===== DATASET
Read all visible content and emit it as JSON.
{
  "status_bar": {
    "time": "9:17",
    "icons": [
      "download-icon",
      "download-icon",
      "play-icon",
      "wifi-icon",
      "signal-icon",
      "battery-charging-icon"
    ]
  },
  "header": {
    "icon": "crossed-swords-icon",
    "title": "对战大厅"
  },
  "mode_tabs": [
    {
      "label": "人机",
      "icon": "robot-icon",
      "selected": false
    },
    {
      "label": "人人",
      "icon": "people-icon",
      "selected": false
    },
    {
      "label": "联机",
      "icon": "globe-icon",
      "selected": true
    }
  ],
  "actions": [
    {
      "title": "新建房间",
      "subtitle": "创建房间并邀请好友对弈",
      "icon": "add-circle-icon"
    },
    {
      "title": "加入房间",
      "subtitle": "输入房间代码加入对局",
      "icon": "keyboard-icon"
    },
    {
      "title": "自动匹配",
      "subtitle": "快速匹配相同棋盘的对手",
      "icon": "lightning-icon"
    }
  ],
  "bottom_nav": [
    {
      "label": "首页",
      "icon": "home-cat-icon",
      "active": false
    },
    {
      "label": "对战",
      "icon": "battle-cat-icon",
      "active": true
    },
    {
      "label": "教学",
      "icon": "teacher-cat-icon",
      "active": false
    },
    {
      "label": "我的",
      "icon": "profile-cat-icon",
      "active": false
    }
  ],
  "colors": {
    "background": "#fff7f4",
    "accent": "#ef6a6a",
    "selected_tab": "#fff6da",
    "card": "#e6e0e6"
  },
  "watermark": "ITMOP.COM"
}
==========
◆ WHAT YOU NEED TO DO:
Each entry is to be returned in full, character for character.

◆ REPLY TO THE EXERCISE:
Read all visible content and emit it as JSON.
{
  "status_bar": {
    "time": "9:17",
    "icons": [
      "download-icon",
      "download-icon",
      "play-icon",
      "wifi-icon",
      "signal-icon",
      "battery-charging-icon"
    ]
  },
  "header": {
    "icon": "crossed-swords-icon",
    "title": "对战大厅"
  },
  "mode_tabs": [
    {
      "label": "人机",
      "icon": "robot-icon",
      "selected": false
    },
    {
      "label": "人人",
      "icon": "people-icon",
      "selected": false
    },
    {
      "label": "联机",
      "icon": "globe-icon",
      "selected": true
    }
  ],
  "actions": [
    {
      "title": "新建房间",
      "subtitle": "创建房间并邀请好友对弈",
      "icon": "add-circle-icon"
    },
    {
      "title": "加入房间",
      "subtitle": "输入房间代码加入对局",
      "icon": "keyboard-icon"
    },
    {
      "title": "自动匹配",
      "subtitle": "快速匹配相同棋盘的对手",
      "icon": "lightning-icon"
    }
  ],
  "bottom_nav": [
    {
      "label": "首页",
      "icon": "home-cat-icon",
      "active": false
    },
    {
      "label": "对战",
      "icon": "battle-cat-icon",
      "active": true
    },
    {
      "label": "教学",
      "icon": "teacher-cat-icon",
      "active": false
    },
    {
      "label": "我的",
      "icon": "profile-cat-icon",
      "active": false
    }
  ],
  "colors": {
    "background": "#fff7f4",
    "accent": "#ef6a6a",
    "selected_tab": "#fff6da",
    "card": "#e6e0e6"
  },
  "watermark": "ITMOP.COM"
}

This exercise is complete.